For the listing below, give the count of lines containing "further", and no other text.
+--
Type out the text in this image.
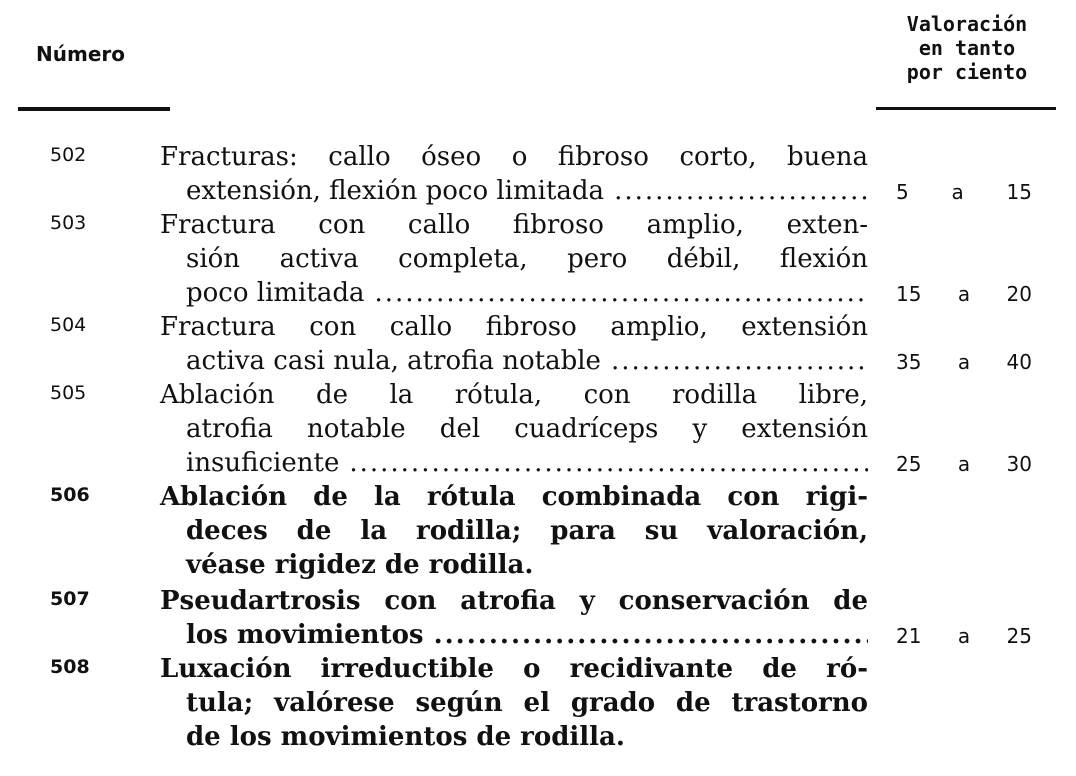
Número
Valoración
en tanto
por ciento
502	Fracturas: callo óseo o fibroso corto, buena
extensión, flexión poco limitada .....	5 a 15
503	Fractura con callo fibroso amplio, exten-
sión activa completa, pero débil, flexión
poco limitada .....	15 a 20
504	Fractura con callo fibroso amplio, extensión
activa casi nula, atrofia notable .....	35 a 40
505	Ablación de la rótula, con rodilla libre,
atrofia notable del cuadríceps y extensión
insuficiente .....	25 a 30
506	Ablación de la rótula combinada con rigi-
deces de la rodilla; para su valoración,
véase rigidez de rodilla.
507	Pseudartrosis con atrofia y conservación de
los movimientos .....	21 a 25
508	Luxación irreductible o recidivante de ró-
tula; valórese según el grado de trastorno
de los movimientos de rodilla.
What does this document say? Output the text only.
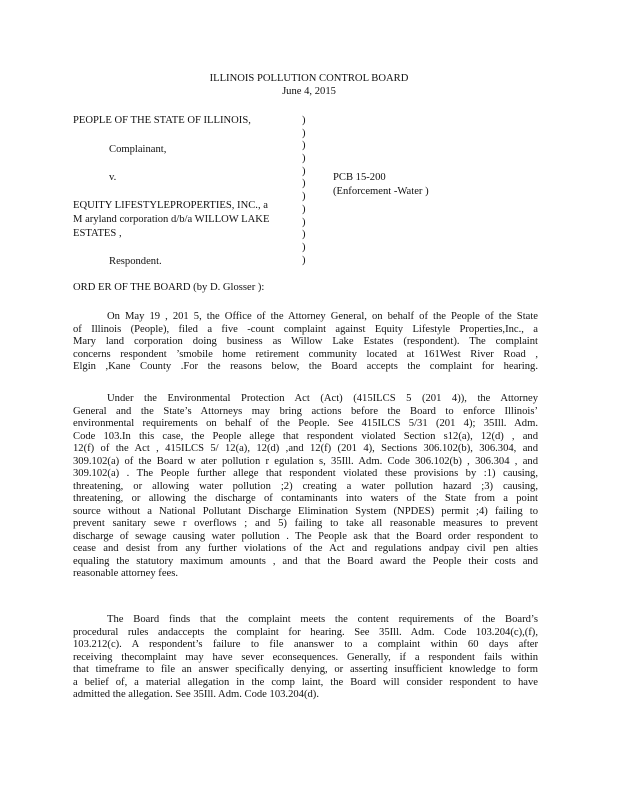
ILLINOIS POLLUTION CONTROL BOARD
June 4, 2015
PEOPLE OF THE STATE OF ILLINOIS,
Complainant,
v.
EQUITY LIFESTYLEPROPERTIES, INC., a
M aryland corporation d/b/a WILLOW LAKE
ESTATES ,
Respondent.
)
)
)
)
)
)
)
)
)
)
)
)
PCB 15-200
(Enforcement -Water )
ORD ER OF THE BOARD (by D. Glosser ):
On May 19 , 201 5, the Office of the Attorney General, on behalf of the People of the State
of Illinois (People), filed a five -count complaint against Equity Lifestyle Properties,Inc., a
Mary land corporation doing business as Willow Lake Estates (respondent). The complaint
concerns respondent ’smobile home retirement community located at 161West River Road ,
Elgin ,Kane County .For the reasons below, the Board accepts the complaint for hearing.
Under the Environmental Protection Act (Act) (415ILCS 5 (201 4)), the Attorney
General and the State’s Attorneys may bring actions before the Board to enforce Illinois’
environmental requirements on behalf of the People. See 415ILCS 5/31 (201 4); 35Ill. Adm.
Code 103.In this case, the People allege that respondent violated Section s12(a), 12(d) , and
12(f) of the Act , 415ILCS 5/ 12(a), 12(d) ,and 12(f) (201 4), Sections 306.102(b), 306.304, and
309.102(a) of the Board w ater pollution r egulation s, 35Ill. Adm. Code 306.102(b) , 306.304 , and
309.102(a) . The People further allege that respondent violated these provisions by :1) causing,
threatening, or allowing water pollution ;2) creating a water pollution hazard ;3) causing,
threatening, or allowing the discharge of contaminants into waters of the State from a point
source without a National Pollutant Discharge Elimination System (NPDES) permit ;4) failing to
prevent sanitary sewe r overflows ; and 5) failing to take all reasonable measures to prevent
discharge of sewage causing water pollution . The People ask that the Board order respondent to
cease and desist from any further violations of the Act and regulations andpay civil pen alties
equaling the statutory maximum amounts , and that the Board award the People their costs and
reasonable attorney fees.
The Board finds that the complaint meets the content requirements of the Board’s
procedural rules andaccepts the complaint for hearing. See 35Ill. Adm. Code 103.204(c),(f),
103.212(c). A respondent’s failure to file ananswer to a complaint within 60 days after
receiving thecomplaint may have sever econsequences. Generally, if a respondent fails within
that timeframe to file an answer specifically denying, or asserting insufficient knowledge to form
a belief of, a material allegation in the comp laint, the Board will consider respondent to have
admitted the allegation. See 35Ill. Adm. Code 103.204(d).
+--
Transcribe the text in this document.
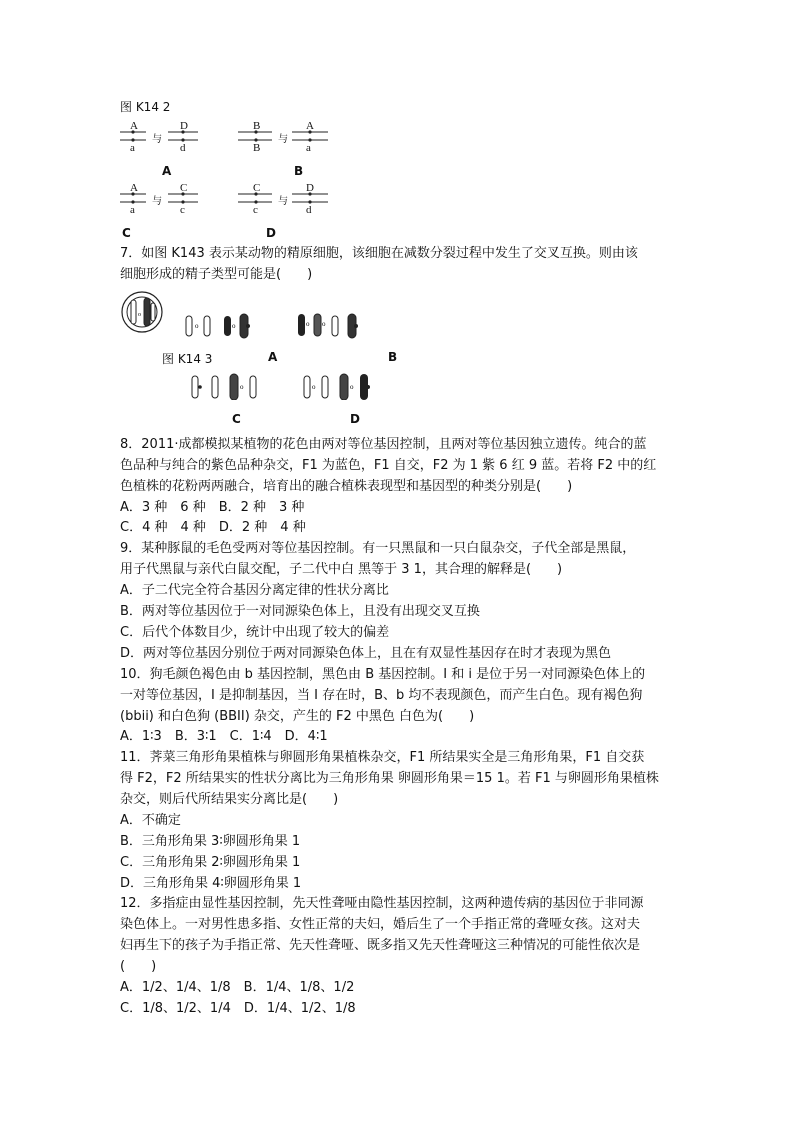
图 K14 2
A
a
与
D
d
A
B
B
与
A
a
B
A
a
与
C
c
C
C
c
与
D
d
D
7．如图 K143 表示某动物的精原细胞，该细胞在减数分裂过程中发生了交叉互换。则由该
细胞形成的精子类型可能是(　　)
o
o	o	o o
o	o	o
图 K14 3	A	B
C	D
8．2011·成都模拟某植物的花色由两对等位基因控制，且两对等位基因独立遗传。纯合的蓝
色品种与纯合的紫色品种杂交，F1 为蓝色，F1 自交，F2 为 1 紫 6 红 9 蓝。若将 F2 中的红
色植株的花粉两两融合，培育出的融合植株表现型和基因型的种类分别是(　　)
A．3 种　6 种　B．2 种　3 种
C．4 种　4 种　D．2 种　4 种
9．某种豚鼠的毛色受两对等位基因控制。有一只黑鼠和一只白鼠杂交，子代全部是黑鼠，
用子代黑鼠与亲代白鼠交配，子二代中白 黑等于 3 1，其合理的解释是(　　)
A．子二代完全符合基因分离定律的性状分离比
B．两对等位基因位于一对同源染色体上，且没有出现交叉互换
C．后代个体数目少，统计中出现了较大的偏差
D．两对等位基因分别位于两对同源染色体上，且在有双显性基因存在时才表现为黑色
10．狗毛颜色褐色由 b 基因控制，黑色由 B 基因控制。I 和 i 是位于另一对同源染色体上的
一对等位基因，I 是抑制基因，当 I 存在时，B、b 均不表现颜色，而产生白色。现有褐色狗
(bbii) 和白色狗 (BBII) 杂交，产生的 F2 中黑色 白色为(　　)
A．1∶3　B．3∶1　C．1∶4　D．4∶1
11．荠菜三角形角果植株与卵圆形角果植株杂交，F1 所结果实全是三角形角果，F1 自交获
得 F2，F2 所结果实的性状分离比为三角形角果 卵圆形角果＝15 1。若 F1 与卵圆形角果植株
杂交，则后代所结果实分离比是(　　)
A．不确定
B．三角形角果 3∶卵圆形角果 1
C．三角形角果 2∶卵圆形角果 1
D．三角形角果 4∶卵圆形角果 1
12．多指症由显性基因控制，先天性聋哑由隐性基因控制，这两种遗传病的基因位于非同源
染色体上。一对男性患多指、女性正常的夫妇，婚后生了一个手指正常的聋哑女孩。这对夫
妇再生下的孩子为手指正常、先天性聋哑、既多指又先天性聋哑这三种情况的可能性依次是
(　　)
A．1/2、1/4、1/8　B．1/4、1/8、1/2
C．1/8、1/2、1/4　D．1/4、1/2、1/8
+--
> _Correct result_:
2